-- Start DATA RECORDS --

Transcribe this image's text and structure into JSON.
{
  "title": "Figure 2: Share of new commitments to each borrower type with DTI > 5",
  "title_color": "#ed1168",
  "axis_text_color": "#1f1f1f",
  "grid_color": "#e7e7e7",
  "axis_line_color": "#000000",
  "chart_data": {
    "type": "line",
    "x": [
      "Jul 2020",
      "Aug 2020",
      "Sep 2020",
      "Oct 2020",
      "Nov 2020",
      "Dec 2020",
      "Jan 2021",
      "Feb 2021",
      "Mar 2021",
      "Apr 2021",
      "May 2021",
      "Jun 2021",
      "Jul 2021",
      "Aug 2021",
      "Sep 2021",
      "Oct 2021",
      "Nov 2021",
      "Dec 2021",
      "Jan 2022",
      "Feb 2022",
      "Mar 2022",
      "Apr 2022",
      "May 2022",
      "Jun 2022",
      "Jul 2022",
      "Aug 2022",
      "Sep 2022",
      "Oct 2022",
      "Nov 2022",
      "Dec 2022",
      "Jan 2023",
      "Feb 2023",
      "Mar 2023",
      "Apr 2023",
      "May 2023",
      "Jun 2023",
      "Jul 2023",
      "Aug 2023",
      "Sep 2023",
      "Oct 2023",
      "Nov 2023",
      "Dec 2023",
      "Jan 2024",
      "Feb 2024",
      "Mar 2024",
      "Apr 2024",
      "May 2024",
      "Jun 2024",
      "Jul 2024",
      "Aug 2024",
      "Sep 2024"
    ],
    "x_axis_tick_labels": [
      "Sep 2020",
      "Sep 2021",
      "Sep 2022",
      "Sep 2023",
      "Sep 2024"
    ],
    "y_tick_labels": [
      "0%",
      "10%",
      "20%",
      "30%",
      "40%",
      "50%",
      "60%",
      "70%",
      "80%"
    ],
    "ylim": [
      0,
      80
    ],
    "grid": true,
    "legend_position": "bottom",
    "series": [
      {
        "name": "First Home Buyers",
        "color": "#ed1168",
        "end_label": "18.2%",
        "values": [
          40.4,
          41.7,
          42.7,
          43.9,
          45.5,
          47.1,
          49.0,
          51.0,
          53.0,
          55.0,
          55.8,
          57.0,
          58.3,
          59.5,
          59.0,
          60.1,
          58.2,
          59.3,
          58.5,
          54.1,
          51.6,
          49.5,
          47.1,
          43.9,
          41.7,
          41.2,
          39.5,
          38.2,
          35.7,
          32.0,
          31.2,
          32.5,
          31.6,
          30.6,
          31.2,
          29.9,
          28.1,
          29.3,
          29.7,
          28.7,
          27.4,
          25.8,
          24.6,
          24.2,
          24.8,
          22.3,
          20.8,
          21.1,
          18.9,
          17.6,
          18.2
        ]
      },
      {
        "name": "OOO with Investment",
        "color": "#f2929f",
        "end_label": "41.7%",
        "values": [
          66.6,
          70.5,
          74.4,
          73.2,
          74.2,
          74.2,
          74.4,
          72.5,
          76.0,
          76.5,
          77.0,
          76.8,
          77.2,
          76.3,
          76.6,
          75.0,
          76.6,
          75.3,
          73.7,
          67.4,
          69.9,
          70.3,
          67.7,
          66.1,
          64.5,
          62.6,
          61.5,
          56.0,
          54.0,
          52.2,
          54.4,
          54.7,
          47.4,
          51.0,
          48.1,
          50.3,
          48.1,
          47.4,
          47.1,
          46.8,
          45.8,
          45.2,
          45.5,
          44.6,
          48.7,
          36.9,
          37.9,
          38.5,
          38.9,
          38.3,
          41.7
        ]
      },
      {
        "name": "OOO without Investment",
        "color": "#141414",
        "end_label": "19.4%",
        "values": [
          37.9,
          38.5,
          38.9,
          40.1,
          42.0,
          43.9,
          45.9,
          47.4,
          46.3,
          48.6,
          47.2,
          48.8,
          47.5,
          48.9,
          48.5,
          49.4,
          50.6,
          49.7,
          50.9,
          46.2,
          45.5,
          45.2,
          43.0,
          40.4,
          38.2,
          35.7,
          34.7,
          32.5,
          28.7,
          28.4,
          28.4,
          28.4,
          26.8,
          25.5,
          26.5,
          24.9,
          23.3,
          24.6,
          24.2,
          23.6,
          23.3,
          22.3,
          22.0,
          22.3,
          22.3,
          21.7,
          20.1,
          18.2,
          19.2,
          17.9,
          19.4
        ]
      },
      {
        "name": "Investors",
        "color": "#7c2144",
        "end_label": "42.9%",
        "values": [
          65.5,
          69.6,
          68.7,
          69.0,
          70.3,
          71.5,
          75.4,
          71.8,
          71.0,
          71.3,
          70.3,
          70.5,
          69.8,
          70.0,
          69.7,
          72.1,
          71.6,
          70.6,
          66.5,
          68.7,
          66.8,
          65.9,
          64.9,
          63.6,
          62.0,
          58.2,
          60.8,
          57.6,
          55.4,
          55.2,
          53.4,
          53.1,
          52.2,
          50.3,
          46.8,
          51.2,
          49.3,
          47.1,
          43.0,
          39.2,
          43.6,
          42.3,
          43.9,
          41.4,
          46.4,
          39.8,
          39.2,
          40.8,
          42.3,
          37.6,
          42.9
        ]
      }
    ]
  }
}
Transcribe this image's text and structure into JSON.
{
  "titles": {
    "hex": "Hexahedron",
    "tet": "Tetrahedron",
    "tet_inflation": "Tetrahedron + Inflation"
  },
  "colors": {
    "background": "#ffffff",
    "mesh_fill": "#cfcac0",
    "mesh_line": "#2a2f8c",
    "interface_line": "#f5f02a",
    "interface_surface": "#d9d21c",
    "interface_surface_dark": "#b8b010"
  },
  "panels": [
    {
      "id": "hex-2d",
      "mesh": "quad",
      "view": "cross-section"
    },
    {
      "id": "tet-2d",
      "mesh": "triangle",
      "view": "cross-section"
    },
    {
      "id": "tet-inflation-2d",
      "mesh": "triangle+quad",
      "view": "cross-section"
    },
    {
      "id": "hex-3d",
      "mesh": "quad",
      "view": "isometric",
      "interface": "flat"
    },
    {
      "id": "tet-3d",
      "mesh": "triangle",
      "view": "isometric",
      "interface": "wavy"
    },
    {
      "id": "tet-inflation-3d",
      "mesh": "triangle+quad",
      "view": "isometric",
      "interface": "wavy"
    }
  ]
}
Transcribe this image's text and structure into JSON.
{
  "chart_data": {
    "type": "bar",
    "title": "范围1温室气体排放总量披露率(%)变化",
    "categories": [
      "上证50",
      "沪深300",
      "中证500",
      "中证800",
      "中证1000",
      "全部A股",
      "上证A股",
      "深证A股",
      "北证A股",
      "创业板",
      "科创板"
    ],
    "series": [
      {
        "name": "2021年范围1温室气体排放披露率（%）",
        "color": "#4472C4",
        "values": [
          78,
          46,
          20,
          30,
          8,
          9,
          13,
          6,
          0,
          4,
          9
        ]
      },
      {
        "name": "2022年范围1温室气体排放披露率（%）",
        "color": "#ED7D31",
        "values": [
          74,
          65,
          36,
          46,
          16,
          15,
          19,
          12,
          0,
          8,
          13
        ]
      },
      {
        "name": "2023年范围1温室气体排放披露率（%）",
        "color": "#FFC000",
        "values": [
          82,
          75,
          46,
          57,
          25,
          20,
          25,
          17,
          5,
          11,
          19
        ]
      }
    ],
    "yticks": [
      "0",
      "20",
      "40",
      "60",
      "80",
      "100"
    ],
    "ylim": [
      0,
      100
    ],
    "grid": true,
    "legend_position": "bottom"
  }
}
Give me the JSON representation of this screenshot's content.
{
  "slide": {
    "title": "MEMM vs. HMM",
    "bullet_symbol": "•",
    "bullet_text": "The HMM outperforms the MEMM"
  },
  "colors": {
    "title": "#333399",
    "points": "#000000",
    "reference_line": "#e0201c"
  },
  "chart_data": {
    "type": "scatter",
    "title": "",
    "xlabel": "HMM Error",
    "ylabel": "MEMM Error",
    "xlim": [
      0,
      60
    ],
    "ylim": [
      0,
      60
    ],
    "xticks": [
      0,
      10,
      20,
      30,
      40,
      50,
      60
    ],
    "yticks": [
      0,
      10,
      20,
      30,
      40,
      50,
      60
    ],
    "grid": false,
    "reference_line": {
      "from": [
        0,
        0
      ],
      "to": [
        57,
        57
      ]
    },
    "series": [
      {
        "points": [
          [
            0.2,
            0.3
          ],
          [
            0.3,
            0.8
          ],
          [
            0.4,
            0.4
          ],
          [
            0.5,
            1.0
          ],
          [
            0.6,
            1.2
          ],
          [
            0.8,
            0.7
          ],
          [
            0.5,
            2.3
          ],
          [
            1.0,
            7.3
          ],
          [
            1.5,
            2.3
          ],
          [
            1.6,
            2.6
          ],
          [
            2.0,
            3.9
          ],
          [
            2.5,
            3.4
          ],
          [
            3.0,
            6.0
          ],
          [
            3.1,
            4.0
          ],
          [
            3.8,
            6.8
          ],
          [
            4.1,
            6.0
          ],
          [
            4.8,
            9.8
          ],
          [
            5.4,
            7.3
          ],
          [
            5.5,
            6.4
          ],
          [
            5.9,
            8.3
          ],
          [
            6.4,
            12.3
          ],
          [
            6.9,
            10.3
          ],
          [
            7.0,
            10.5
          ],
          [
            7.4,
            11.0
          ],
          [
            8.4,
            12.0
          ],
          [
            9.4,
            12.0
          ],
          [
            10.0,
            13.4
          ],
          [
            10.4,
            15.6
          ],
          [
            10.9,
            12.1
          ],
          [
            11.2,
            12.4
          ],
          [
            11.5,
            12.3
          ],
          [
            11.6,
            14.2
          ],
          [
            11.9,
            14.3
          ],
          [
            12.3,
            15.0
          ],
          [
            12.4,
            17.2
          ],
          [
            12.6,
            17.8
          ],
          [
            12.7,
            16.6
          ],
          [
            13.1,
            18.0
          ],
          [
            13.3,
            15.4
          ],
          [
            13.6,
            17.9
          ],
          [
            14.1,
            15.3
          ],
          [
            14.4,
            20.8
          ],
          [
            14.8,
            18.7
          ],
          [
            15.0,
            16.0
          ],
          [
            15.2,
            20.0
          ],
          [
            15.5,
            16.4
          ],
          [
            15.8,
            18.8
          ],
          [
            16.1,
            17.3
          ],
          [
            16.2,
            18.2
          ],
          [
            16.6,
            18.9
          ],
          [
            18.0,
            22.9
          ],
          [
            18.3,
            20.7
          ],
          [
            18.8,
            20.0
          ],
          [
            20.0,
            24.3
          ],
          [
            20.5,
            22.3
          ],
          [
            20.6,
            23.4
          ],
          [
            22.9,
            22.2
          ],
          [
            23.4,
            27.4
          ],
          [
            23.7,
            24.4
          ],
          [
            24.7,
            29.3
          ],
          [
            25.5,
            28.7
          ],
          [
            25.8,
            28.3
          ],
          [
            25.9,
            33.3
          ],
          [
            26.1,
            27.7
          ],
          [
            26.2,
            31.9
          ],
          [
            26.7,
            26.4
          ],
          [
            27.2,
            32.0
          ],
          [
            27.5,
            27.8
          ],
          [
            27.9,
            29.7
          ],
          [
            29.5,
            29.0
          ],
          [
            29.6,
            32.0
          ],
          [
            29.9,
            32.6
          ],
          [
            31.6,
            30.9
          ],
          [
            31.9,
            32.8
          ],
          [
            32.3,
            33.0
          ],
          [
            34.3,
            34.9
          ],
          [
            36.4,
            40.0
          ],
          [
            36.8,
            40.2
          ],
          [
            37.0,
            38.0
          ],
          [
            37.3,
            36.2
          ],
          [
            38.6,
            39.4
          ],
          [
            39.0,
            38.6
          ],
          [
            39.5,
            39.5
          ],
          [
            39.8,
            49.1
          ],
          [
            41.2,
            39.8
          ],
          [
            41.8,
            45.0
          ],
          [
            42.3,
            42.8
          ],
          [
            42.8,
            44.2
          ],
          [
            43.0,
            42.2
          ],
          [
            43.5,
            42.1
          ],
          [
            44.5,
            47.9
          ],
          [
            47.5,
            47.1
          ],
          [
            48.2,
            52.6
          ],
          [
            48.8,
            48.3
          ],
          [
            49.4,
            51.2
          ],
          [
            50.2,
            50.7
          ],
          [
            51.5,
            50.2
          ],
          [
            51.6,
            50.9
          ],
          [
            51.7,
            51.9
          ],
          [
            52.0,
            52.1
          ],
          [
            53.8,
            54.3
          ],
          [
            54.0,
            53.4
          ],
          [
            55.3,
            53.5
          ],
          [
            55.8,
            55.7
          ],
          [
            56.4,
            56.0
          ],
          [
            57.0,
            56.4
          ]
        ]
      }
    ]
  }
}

-- End DATA RECORDS --

▶ [WRITTEN PROBLEM]
Identify how many lines in the entries above contain the word "Investment" and provide only that figure.

▶ [RESPONSE FOR THIS EXERCISE]
2